## [Given exercise]
Make an exact transcription of the material, leaving out all images.

## [Stored records]
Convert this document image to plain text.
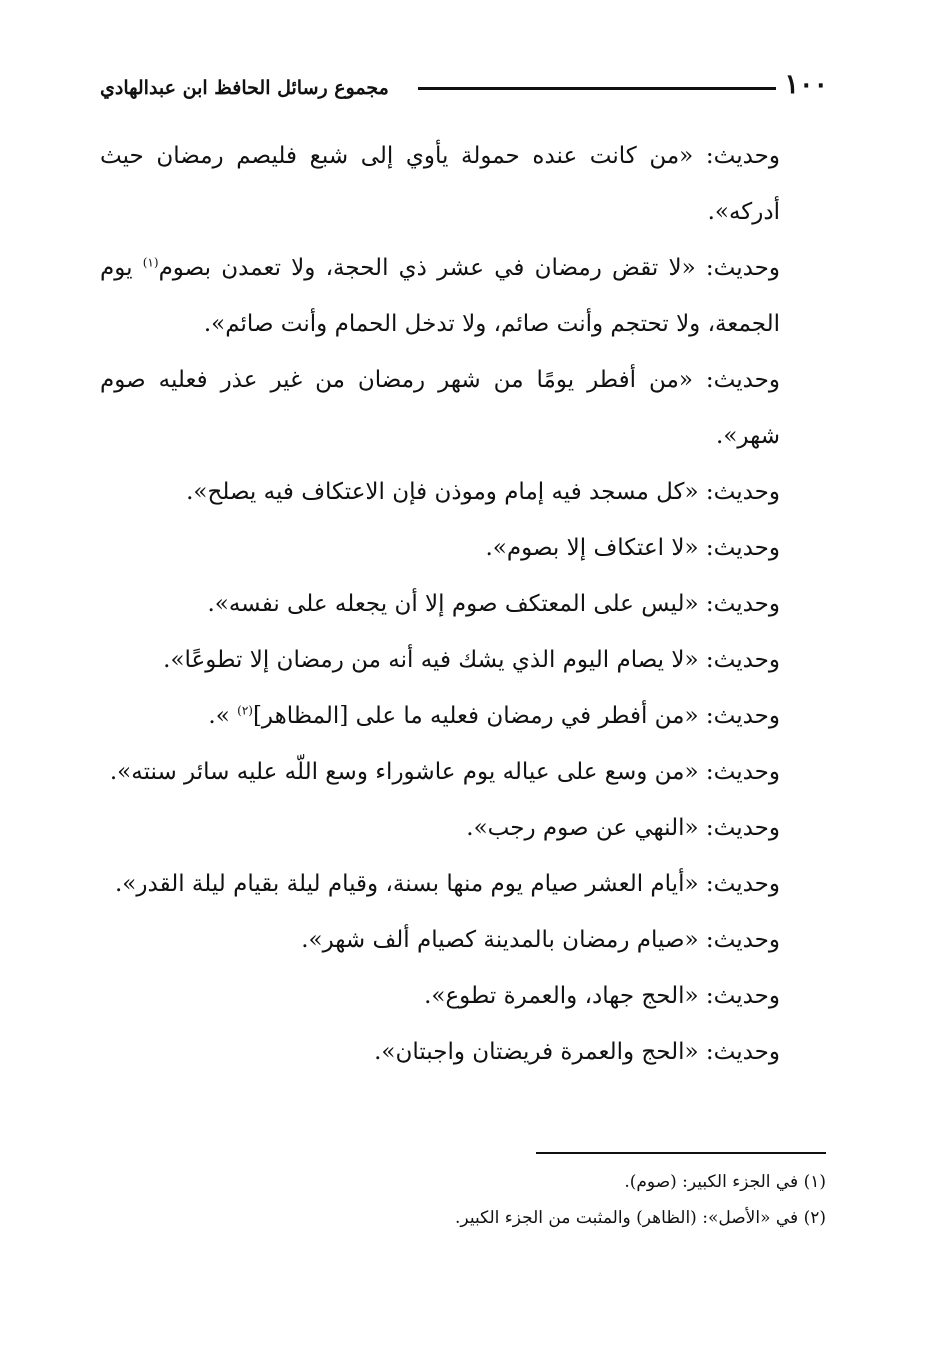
١٠٠
مجموع رسائل الحافظ ابن عبدالهادي

وحديث: «من كانت عنده حمولة يأوي إلى شبع فليصم رمضان حيث أدركه».

وحديث: «لا تقض رمضان في عشر ذي الحجة، ولا تعمدن بصوم$^{(١)}$ يوم الجمعة، ولا تحتجم وأنت صائم، ولا تدخل الحمام وأنت صائم».

وحديث: «من أفطر يومًا من شهر رمضان من غير عذر فعليه صوم شهر».

وحديث: «كل مسجد فيه إمام وموذن فإن الاعتكاف فيه يصلح».

وحديث: «لا اعتكاف إلا بصوم».

وحديث: «ليس على المعتكف صوم إلا أن يجعله على نفسه».

وحديث: «لا يصام اليوم الذي يشك فيه أنه من رمضان إلا تطوعًا».

وحديث: «من أفطر في رمضان فعليه ما على [المظاهر]$^{(٢)}$ ».

وحديث: «من وسع على عياله يوم عاشوراء وسع اللّه عليه سائر سنته».

وحديث: «النهي عن صوم رجب».

وحديث: «أيام العشر صيام يوم منها بسنة، وقيام ليلة بقيام ليلة القدر».

وحديث: «صيام رمضان بالمدينة كصيام ألف شهر».

وحديث: «الحج جهاد، والعمرة تطوع».

وحديث: «الحج والعمرة فريضتان واجبتان».

(١) في الجزء الكبير: (صوم).

(٢) في «الأصل»: (الظاهر) والمثبت من الجزء الكبير.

## [Exercise output]
Convert this document image to plain text.
١٠٠
مجموع رسائل الحافظ ابن عبدالهادي

وحديث: «من كانت عنده حمولة يأوي إلى شبع فليصم رمضان حيث أدركه».

وحديث: «لا تقض رمضان في عشر ذي الحجة، ولا تعمدن بصوم$^{(١)}$ يوم الجمعة، ولا تحتجم وأنت صائم، ولا تدخل الحمام وأنت صائم».

وحديث: «من أفطر يومًا من شهر رمضان من غير عذر فعليه صوم شهر».

وحديث: «كل مسجد فيه إمام وموذن فإن الاعتكاف فيه يصلح».

وحديث: «لا اعتكاف إلا بصوم».

وحديث: «ليس على المعتكف صوم إلا أن يجعله على نفسه».

وحديث: «لا يصام اليوم الذي يشك فيه أنه من رمضان إلا تطوعًا».

وحديث: «من أفطر في رمضان فعليه ما على [المظاهر]$^{(٢)}$ ».

وحديث: «من وسع على عياله يوم عاشوراء وسع اللّه عليه سائر سنته».

وحديث: «النهي عن صوم رجب».

وحديث: «أيام العشر صيام يوم منها بسنة، وقيام ليلة بقيام ليلة القدر».

وحديث: «صيام رمضان بالمدينة كصيام ألف شهر».

وحديث: «الحج جهاد، والعمرة تطوع».

وحديث: «الحج والعمرة فريضتان واجبتان».

(١) في الجزء الكبير: (صوم).

(٢) في «الأصل»: (الظاهر) والمثبت من الجزء الكبير.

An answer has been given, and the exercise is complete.